### [Records for the exercise]
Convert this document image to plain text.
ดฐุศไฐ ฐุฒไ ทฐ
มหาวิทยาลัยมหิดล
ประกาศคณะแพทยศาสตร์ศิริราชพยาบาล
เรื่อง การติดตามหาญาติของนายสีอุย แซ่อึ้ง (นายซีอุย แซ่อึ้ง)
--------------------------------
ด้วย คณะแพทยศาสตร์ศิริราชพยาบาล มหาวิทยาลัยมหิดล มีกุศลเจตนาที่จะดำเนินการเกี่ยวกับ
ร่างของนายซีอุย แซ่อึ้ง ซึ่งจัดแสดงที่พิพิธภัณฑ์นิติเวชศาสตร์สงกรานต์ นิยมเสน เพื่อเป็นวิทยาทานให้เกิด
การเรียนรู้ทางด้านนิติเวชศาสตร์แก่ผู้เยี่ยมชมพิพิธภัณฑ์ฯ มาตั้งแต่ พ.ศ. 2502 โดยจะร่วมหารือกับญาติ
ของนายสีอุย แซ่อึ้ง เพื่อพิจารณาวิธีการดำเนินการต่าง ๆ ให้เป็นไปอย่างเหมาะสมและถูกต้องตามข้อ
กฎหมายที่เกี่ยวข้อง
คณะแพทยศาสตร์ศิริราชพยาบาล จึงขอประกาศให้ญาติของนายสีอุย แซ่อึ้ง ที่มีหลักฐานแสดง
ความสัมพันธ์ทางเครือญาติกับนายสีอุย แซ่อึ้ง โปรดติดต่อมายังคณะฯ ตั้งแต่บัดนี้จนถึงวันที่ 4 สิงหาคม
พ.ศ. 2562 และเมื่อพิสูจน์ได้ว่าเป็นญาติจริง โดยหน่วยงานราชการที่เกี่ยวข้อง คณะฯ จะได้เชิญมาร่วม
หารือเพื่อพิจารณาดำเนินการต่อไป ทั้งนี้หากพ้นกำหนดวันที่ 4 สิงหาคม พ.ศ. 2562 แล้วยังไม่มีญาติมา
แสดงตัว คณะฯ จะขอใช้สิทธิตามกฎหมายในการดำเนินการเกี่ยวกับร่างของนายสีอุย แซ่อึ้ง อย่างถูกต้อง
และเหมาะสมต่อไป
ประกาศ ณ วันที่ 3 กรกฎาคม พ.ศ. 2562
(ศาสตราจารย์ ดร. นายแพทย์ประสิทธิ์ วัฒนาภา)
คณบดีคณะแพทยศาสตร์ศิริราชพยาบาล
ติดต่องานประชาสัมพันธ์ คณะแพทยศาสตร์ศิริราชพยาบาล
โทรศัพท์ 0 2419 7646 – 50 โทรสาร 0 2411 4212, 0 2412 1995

--

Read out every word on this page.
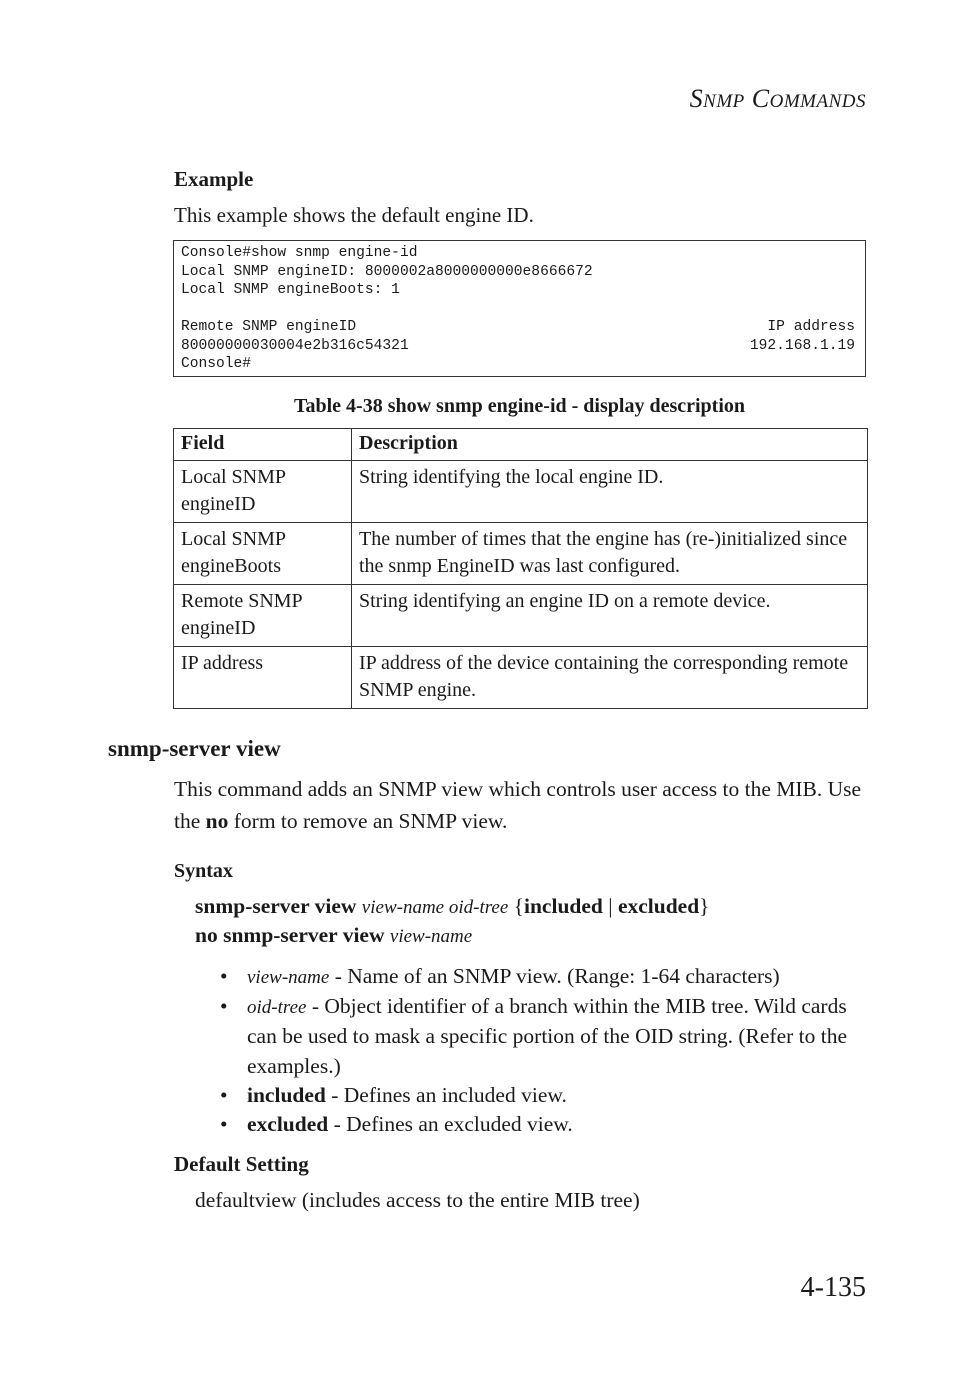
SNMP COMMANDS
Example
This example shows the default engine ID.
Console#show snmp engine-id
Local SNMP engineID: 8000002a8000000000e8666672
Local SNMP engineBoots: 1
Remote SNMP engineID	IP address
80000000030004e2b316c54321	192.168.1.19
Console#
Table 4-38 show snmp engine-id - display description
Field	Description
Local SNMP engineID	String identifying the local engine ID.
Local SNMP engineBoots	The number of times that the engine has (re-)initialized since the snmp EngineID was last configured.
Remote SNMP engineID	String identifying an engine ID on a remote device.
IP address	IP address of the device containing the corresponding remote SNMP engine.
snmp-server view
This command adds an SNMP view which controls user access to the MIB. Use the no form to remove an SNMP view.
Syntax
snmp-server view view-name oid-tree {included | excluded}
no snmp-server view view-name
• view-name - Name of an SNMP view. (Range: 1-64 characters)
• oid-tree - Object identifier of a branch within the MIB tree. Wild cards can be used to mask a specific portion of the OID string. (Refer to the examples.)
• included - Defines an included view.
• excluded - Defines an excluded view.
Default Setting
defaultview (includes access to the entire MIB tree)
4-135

### [Goal of the exercise]
Write out every line of the preceding listing that contains "access".

### [Worked solution]
This command adds an SNMP view which controls user access to the MIB. Use the no form to remove an SNMP view.
defaultview (includes access to the entire MIB tree)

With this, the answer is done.